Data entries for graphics
"""
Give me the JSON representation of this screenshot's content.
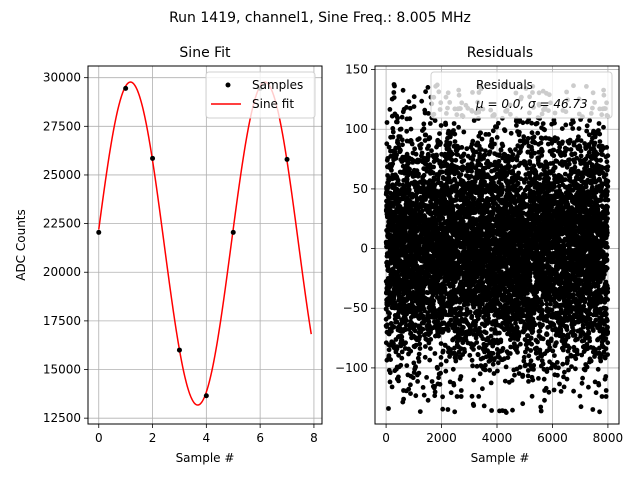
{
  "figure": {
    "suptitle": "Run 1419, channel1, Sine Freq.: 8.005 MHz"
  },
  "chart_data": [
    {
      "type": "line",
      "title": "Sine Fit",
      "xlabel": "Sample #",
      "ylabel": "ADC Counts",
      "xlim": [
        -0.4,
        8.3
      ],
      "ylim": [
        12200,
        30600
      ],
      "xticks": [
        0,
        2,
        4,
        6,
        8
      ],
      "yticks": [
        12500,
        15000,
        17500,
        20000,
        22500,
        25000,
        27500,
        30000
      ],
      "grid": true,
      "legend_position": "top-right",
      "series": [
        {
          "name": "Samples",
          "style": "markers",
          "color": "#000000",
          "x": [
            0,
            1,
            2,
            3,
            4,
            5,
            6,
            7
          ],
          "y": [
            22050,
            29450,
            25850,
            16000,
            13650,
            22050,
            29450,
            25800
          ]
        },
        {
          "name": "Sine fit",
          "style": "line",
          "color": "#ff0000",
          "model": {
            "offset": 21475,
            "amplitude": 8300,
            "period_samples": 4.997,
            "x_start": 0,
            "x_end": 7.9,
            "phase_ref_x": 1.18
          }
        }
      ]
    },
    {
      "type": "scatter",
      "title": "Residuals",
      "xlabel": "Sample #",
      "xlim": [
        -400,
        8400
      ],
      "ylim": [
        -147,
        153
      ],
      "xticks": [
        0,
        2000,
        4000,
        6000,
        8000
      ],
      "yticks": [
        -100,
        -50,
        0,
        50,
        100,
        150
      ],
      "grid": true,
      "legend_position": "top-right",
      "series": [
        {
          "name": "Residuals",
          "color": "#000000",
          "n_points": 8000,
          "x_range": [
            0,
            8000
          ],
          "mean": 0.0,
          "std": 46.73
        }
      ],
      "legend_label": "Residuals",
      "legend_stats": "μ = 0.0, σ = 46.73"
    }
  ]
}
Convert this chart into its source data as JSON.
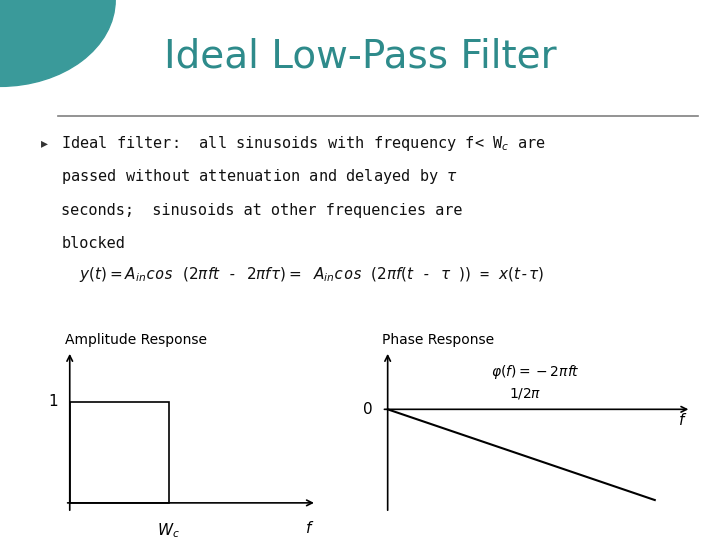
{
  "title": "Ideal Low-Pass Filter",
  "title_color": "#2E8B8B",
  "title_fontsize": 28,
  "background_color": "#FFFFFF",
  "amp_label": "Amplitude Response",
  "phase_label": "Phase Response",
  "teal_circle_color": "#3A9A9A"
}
"""
"""
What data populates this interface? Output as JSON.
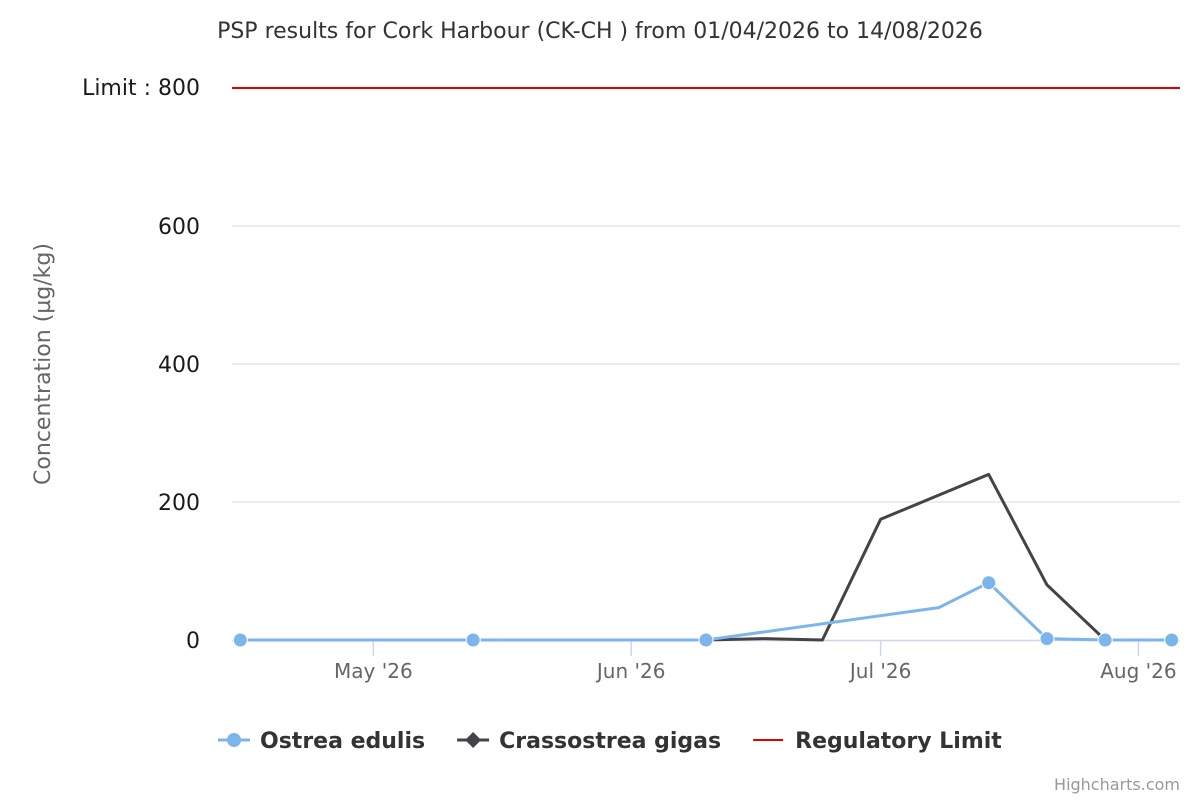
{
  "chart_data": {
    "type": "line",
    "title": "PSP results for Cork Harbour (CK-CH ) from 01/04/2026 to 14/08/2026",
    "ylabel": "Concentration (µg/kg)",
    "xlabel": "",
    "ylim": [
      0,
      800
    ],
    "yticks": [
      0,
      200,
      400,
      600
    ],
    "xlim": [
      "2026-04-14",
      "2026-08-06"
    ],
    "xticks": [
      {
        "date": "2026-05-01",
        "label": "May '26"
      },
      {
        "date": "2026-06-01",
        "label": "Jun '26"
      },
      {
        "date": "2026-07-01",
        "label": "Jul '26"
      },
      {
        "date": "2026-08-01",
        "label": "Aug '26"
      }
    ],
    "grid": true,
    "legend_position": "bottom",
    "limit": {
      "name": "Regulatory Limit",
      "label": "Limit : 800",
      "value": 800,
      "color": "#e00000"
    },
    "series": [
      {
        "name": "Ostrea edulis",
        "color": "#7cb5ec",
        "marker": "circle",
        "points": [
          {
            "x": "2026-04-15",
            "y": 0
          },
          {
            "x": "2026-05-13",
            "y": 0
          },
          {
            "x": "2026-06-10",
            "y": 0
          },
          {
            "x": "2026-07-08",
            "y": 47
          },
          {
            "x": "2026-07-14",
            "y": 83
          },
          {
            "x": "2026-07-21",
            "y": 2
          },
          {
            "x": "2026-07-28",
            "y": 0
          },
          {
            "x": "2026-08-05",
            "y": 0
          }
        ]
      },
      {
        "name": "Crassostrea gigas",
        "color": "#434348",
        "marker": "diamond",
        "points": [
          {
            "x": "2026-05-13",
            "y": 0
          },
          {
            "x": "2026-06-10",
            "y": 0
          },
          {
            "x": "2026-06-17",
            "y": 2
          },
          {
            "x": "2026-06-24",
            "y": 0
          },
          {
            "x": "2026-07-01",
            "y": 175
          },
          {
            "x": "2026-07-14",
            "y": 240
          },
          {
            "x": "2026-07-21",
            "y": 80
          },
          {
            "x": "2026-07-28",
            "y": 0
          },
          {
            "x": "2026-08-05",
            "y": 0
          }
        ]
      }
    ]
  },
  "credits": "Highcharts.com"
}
"""
Exercise brief: Using the listing above, state the number of lines that hold "Residuals", with no other text.

Written answer: 3